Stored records
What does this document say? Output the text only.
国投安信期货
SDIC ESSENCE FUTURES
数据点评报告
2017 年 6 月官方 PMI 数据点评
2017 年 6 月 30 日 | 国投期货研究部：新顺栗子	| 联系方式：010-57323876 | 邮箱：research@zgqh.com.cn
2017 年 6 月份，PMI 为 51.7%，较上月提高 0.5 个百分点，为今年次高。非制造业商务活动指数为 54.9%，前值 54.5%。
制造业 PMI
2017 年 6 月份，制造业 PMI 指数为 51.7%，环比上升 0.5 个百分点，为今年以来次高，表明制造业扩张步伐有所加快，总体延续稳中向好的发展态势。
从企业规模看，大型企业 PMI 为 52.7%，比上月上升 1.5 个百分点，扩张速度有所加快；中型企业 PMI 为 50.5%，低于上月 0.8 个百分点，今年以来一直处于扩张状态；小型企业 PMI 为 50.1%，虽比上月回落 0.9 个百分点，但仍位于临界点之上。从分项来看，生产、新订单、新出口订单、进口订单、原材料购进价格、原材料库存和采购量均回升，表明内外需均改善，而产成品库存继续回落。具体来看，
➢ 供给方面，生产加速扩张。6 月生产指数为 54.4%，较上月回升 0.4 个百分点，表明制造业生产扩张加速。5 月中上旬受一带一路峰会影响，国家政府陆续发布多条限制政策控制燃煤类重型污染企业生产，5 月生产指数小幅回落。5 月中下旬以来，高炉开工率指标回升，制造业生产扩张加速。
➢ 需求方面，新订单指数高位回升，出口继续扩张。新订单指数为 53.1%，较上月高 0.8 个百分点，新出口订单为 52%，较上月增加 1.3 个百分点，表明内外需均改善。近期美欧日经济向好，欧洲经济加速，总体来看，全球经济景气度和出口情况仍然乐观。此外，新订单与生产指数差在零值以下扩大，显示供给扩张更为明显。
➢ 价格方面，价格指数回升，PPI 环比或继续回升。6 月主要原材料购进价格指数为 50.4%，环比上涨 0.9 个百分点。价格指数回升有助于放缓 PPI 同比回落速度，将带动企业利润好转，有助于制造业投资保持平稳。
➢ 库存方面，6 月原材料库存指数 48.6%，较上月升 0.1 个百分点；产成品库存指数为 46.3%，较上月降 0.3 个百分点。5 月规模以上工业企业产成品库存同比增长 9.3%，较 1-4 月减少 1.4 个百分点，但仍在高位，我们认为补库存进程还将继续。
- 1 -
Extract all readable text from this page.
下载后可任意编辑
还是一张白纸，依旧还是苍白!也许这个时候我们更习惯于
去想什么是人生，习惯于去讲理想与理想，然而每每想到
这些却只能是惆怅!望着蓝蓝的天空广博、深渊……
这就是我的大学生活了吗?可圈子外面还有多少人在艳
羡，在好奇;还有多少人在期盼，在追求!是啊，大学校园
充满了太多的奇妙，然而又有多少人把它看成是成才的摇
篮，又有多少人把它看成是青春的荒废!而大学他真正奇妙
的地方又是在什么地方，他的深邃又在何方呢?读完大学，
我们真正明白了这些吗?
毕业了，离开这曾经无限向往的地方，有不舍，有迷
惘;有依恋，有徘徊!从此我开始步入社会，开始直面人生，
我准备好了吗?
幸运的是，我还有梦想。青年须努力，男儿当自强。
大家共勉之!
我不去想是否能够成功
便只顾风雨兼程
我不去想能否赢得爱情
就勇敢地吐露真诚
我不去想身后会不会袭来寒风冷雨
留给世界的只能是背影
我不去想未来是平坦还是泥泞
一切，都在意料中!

**Task goal**. Scan the listing above for the word "text" and show each line where it is found.

**Solution**.
What does this document say? Output the text only.
Extract all readable text from this page.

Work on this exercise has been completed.